(PROBLEM) Find and return each line containing "screenshot".

Start SOURCE DATA

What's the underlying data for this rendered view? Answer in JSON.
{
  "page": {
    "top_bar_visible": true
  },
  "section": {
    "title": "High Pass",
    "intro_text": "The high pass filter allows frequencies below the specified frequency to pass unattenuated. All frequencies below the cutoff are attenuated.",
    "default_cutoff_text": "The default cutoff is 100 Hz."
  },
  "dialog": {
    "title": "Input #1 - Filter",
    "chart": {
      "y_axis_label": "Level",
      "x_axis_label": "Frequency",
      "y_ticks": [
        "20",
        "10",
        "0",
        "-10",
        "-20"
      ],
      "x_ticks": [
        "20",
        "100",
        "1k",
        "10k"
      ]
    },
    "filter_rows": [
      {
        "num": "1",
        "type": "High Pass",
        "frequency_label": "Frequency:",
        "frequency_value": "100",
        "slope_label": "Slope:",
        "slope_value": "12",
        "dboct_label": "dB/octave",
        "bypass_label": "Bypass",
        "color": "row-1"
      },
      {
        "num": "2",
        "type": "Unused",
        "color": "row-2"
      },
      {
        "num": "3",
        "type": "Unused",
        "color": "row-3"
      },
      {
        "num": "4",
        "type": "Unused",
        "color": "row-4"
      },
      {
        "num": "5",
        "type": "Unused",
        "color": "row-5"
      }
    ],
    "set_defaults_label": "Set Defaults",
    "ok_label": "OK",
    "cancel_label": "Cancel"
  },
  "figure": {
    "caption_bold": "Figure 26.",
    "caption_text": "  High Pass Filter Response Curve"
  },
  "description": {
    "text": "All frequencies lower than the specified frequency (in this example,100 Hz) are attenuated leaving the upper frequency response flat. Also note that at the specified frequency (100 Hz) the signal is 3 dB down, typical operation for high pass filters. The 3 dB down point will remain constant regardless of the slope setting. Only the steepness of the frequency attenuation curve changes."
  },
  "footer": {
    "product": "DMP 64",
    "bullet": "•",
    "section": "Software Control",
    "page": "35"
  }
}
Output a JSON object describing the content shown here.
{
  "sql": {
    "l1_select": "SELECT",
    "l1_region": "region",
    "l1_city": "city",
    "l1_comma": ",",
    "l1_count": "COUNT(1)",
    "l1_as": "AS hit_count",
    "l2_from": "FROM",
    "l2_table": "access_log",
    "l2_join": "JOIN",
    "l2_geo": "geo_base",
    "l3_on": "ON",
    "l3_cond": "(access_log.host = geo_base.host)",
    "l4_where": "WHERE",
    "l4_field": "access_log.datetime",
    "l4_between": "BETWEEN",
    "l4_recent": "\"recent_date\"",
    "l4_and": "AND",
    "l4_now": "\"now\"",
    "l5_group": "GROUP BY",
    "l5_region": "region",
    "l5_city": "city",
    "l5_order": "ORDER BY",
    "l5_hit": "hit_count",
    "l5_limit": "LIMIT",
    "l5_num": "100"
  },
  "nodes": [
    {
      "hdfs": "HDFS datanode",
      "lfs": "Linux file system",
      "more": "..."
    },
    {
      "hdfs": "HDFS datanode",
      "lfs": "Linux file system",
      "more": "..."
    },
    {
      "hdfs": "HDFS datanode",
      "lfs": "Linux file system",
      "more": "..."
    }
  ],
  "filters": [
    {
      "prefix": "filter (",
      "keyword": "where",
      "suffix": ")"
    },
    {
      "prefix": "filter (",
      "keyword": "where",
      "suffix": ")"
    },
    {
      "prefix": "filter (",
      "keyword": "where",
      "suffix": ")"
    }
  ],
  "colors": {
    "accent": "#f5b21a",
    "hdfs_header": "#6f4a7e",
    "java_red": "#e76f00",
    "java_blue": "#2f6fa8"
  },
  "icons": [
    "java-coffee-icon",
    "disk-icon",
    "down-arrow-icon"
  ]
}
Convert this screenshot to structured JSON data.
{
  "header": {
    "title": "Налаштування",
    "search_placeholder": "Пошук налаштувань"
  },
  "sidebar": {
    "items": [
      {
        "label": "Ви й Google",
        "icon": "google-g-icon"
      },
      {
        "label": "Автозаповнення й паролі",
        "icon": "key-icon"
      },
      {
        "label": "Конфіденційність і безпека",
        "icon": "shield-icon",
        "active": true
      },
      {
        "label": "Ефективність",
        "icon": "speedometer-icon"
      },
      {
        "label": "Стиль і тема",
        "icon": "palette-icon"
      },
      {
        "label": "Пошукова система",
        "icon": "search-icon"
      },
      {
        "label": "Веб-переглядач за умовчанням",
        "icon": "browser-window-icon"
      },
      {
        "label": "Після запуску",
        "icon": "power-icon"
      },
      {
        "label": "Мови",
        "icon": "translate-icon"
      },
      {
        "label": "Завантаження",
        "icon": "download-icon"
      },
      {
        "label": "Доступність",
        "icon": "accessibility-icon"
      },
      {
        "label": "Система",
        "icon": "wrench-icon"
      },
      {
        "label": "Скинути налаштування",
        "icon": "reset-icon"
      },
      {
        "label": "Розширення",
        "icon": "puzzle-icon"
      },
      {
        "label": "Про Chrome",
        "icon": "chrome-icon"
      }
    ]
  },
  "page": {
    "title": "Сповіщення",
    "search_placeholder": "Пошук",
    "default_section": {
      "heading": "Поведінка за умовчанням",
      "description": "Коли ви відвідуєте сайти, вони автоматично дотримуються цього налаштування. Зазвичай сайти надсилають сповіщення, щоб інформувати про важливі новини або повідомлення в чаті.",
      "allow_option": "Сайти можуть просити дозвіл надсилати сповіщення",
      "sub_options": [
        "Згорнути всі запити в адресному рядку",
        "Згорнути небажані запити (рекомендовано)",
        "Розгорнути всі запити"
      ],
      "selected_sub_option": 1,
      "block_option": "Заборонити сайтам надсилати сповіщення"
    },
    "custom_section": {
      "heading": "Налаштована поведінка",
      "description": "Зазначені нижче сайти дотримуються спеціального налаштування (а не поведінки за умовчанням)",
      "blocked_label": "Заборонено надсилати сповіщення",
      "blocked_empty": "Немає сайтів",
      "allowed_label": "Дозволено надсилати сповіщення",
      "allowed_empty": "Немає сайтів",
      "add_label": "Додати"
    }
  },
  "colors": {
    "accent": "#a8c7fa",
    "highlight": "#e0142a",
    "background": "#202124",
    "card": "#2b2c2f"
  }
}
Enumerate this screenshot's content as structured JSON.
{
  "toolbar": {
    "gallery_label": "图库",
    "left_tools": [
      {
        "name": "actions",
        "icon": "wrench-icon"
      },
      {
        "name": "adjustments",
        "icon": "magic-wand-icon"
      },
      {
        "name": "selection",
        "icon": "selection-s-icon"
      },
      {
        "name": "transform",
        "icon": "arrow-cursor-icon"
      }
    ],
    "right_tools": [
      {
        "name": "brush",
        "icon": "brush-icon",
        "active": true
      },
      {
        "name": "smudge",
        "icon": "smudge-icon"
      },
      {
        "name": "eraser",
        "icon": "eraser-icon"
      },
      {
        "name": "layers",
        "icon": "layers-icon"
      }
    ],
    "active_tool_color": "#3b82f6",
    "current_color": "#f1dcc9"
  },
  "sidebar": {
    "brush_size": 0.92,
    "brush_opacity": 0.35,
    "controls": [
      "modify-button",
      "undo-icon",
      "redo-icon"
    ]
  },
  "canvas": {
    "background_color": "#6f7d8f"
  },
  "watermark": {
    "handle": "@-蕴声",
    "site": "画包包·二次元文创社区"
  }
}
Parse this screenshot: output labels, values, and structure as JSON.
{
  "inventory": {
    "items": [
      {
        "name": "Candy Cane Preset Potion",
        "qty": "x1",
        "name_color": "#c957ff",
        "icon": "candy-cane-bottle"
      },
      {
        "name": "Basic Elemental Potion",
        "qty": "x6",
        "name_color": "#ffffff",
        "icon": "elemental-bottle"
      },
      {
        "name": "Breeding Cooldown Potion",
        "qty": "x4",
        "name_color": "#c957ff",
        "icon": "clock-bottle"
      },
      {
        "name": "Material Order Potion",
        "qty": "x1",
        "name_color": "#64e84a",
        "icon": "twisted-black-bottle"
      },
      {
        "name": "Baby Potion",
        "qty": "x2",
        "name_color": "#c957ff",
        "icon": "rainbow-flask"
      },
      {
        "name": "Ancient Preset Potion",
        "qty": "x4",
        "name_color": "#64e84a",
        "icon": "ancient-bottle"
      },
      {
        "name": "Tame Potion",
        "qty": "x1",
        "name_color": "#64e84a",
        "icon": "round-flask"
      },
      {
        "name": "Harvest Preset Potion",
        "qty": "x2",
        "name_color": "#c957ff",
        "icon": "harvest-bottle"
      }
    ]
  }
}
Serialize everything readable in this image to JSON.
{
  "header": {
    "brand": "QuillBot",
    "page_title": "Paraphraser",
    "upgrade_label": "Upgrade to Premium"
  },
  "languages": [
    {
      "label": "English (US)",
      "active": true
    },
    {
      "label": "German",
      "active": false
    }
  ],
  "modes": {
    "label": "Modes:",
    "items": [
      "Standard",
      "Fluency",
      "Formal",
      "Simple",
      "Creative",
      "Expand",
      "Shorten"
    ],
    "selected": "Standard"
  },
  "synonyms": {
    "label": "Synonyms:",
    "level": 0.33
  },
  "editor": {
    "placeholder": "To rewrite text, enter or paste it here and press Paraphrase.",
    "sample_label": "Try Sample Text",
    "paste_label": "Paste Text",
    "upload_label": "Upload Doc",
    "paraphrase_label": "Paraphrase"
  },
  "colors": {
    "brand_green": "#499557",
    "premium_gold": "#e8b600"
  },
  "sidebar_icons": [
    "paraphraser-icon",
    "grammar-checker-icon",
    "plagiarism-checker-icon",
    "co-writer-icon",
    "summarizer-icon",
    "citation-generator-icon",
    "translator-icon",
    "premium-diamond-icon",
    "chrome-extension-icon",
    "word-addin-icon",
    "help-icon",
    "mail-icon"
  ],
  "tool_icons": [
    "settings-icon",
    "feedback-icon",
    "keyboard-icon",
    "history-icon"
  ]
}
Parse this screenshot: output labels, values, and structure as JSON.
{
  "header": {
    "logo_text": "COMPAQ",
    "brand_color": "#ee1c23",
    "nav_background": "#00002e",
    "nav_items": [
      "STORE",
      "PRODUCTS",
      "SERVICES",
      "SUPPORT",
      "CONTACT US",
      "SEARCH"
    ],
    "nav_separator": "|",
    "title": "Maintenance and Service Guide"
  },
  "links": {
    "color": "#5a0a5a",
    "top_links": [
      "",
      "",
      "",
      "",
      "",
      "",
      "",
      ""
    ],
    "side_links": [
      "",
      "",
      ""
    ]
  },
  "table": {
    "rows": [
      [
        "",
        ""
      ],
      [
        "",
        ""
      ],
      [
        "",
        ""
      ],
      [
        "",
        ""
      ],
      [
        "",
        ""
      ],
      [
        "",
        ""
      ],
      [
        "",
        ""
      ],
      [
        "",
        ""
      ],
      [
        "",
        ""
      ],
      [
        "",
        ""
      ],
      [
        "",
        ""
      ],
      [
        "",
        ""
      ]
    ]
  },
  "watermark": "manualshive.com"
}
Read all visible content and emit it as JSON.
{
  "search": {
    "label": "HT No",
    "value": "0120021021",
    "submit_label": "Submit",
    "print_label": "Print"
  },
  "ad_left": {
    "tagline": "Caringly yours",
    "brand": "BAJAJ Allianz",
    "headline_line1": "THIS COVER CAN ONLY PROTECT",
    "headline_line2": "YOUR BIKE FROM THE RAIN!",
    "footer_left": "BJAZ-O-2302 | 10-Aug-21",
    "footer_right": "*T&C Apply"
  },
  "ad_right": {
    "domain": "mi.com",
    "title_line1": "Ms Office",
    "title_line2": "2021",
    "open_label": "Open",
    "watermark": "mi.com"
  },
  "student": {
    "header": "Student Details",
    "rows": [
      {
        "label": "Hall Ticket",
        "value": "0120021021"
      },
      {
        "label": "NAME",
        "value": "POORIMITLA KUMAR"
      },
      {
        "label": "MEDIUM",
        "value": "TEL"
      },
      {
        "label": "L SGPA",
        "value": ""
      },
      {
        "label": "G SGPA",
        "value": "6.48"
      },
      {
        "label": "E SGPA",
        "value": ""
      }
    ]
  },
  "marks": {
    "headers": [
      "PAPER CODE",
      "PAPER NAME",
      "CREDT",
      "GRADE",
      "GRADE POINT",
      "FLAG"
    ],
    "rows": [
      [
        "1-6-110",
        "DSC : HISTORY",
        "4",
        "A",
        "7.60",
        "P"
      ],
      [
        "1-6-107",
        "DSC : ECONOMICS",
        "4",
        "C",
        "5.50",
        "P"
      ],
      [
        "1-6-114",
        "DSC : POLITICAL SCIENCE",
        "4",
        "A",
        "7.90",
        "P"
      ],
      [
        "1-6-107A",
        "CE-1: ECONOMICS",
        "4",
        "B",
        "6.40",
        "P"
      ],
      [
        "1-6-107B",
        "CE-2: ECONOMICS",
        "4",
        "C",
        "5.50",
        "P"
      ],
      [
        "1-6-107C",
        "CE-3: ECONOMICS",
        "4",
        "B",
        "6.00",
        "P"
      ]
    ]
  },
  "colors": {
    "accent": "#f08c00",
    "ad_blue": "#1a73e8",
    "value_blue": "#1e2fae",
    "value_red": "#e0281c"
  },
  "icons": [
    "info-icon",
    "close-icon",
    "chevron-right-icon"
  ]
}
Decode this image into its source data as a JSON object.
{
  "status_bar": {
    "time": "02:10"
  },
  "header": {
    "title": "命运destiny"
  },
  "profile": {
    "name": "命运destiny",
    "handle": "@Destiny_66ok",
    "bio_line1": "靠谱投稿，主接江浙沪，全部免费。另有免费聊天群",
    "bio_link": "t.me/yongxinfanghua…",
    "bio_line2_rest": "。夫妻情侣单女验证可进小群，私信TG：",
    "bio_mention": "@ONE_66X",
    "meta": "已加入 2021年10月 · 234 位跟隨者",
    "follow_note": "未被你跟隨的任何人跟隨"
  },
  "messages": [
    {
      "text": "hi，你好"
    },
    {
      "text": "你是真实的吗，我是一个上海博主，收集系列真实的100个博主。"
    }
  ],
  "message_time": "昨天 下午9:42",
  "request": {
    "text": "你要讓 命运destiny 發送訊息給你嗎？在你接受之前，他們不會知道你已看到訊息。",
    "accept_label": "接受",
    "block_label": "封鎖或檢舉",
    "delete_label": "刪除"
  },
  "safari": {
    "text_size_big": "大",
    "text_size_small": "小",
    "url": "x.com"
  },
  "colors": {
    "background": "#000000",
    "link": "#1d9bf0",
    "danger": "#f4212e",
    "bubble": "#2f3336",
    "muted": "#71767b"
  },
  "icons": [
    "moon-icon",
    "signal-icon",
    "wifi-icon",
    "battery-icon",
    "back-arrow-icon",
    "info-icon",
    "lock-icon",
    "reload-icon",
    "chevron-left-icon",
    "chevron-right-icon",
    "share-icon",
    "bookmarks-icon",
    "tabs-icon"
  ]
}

End SOURCE DATA

(RESULT)
Convert this screenshot to structured JSON data.
Enumerate this screenshot's content as structured JSON.
Parse this screenshot: output labels, values, and structure as JSON.
Parse this screenshot: output labels, values, and structure as JSON.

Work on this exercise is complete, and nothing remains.